#### Exercise description
Pictures are not part of the copy; repeat everything else in the records exactly.

Start of Data entries

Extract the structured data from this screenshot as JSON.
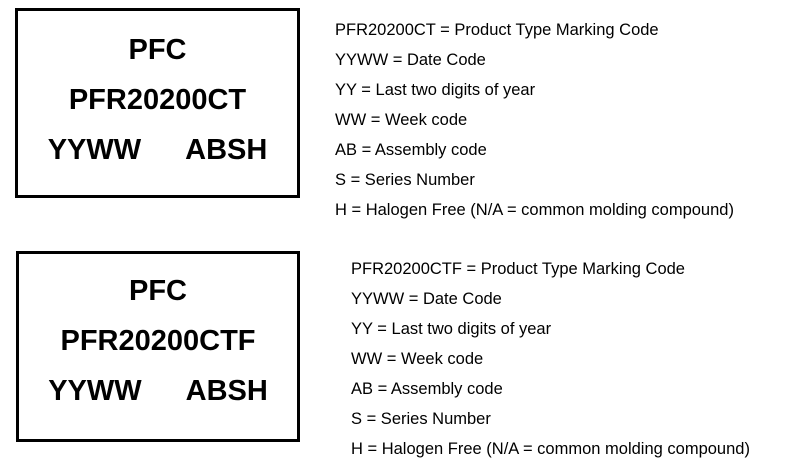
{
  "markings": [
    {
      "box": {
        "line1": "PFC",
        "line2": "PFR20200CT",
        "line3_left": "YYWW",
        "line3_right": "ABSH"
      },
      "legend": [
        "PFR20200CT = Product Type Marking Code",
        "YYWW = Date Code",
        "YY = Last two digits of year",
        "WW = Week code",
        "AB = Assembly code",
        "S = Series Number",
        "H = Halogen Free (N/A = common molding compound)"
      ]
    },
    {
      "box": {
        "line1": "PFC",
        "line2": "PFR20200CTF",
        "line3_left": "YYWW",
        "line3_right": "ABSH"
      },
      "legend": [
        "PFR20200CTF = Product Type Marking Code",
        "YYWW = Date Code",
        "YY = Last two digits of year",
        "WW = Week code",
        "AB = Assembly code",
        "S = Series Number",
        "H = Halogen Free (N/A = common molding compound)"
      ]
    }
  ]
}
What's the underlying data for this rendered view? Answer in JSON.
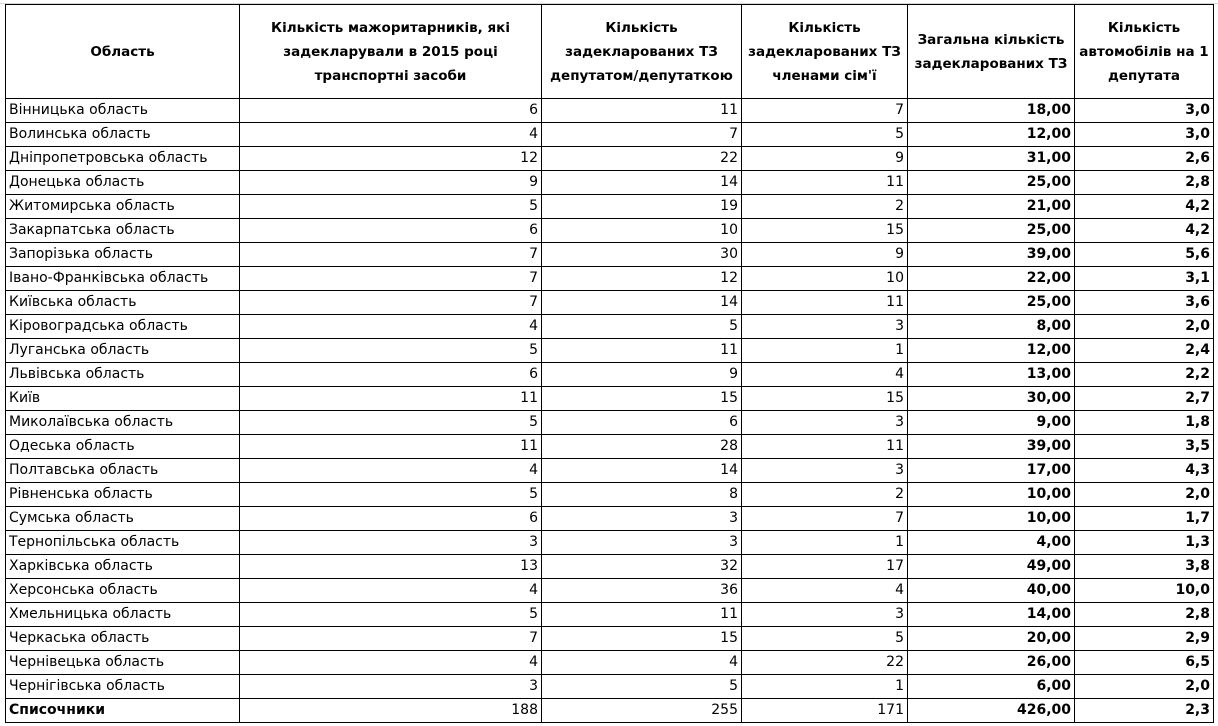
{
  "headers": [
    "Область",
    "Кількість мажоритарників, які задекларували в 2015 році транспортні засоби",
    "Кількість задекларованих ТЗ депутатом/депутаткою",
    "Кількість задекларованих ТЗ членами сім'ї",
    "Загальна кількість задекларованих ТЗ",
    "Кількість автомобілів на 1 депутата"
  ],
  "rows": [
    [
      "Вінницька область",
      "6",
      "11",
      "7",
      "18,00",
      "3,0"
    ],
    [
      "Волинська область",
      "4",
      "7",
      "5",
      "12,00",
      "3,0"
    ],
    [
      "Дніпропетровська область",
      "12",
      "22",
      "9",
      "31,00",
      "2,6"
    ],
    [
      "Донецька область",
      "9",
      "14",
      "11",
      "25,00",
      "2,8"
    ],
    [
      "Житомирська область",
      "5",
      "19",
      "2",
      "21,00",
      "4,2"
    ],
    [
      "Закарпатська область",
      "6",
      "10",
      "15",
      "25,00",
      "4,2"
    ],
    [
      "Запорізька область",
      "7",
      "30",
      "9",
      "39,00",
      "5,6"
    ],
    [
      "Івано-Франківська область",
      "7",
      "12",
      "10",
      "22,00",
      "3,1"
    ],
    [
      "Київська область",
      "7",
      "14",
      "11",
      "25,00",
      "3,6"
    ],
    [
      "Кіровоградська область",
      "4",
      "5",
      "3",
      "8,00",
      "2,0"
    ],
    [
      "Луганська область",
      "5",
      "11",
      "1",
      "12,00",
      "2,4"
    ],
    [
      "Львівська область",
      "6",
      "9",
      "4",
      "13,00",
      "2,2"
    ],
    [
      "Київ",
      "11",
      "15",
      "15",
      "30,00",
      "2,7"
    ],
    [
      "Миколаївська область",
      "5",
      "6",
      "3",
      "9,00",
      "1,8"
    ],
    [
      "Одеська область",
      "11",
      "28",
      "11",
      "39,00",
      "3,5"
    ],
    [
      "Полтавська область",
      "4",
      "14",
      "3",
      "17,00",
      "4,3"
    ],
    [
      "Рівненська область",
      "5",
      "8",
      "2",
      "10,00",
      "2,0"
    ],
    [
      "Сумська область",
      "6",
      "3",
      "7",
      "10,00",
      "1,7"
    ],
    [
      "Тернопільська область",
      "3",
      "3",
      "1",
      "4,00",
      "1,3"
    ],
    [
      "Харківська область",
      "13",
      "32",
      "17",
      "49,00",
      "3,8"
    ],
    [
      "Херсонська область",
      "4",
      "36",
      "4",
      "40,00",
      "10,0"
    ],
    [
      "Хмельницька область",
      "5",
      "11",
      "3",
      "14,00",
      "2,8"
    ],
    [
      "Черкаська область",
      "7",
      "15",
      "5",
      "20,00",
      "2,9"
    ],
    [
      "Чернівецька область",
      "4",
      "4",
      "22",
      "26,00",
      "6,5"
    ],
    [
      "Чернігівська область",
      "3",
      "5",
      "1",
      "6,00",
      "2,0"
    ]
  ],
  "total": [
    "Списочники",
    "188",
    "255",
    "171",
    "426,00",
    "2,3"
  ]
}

End of Data entries

#### Written response
Extract the structured data from this screenshot as JSON.
{
  "markings": [
    {
      "box": {
        "line1": "PFC",
        "line2": "PFR20200CT",
        "line3_left": "YYWW",
        "line3_right": "ABSH"
      },
      "legend": [
        "PFR20200CT = Product Type Marking Code",
        "YYWW = Date Code",
        "YY = Last two digits of year",
        "WW = Week code",
        "AB = Assembly code",
        "S = Series Number",
        "H = Halogen Free (N/A = common molding compound)"
      ]
    },
    {
      "box": {
        "line1": "PFC",
        "line2": "PFR20200CTF",
        "line3_left": "YYWW",
        "line3_right": "ABSH"
      },
      "legend": [
        "PFR20200CTF = Product Type Marking Code",
        "YYWW = Date Code",
        "YY = Last two digits of year",
        "WW = Week code",
        "AB = Assembly code",
        "S = Series Number",
        "H = Halogen Free (N/A = common molding compound)"
      ]
    }
  ]
}
What's the underlying data for this rendered view? Answer in JSON.
{
  "headers": [
    "Область",
    "Кількість мажоритарників, які задекларували в 2015 році транспортні засоби",
    "Кількість задекларованих ТЗ депутатом/депутаткою",
    "Кількість задекларованих ТЗ членами сім'ї",
    "Загальна кількість задекларованих ТЗ",
    "Кількість автомобілів на 1 депутата"
  ],
  "rows": [
    [
      "Вінницька область",
      "6",
      "11",
      "7",
      "18,00",
      "3,0"
    ],
    [
      "Волинська область",
      "4",
      "7",
      "5",
      "12,00",
      "3,0"
    ],
    [
      "Дніпропетровська область",
      "12",
      "22",
      "9",
      "31,00",
      "2,6"
    ],
    [
      "Донецька область",
      "9",
      "14",
      "11",
      "25,00",
      "2,8"
    ],
    [
      "Житомирська область",
      "5",
      "19",
      "2",
      "21,00",
      "4,2"
    ],
    [
      "Закарпатська область",
      "6",
      "10",
      "15",
      "25,00",
      "4,2"
    ],
    [
      "Запорізька область",
      "7",
      "30",
      "9",
      "39,00",
      "5,6"
    ],
    [
      "Івано-Франківська область",
      "7",
      "12",
      "10",
      "22,00",
      "3,1"
    ],
    [
      "Київська область",
      "7",
      "14",
      "11",
      "25,00",
      "3,6"
    ],
    [
      "Кіровоградська область",
      "4",
      "5",
      "3",
      "8,00",
      "2,0"
    ],
    [
      "Луганська область",
      "5",
      "11",
      "1",
      "12,00",
      "2,4"
    ],
    [
      "Львівська область",
      "6",
      "9",
      "4",
      "13,00",
      "2,2"
    ],
    [
      "Київ",
      "11",
      "15",
      "15",
      "30,00",
      "2,7"
    ],
    [
      "Миколаївська область",
      "5",
      "6",
      "3",
      "9,00",
      "1,8"
    ],
    [
      "Одеська область",
      "11",
      "28",
      "11",
      "39,00",
      "3,5"
    ],
    [
      "Полтавська область",
      "4",
      "14",
      "3",
      "17,00",
      "4,3"
    ],
    [
      "Рівненська область",
      "5",
      "8",
      "2",
      "10,00",
      "2,0"
    ],
    [
      "Сумська область",
      "6",
      "3",
      "7",
      "10,00",
      "1,7"
    ],
    [
      "Тернопільська область",
      "3",
      "3",
      "1",
      "4,00",
      "1,3"
    ],
    [
      "Харківська область",
      "13",
      "32",
      "17",
      "49,00",
      "3,8"
    ],
    [
      "Херсонська область",
      "4",
      "36",
      "4",
      "40,00",
      "10,0"
    ],
    [
      "Хмельницька область",
      "5",
      "11",
      "3",
      "14,00",
      "2,8"
    ],
    [
      "Черкаська область",
      "7",
      "15",
      "5",
      "20,00",
      "2,9"
    ],
    [
      "Чернівецька область",
      "4",
      "4",
      "22",
      "26,00",
      "6,5"
    ],
    [
      "Чернігівська область",
      "3",
      "5",
      "1",
      "6,00",
      "2,0"
    ]
  ],
  "total": [
    "Списочники",
    "188",
    "255",
    "171",
    "426,00",
    "2,3"
  ]
}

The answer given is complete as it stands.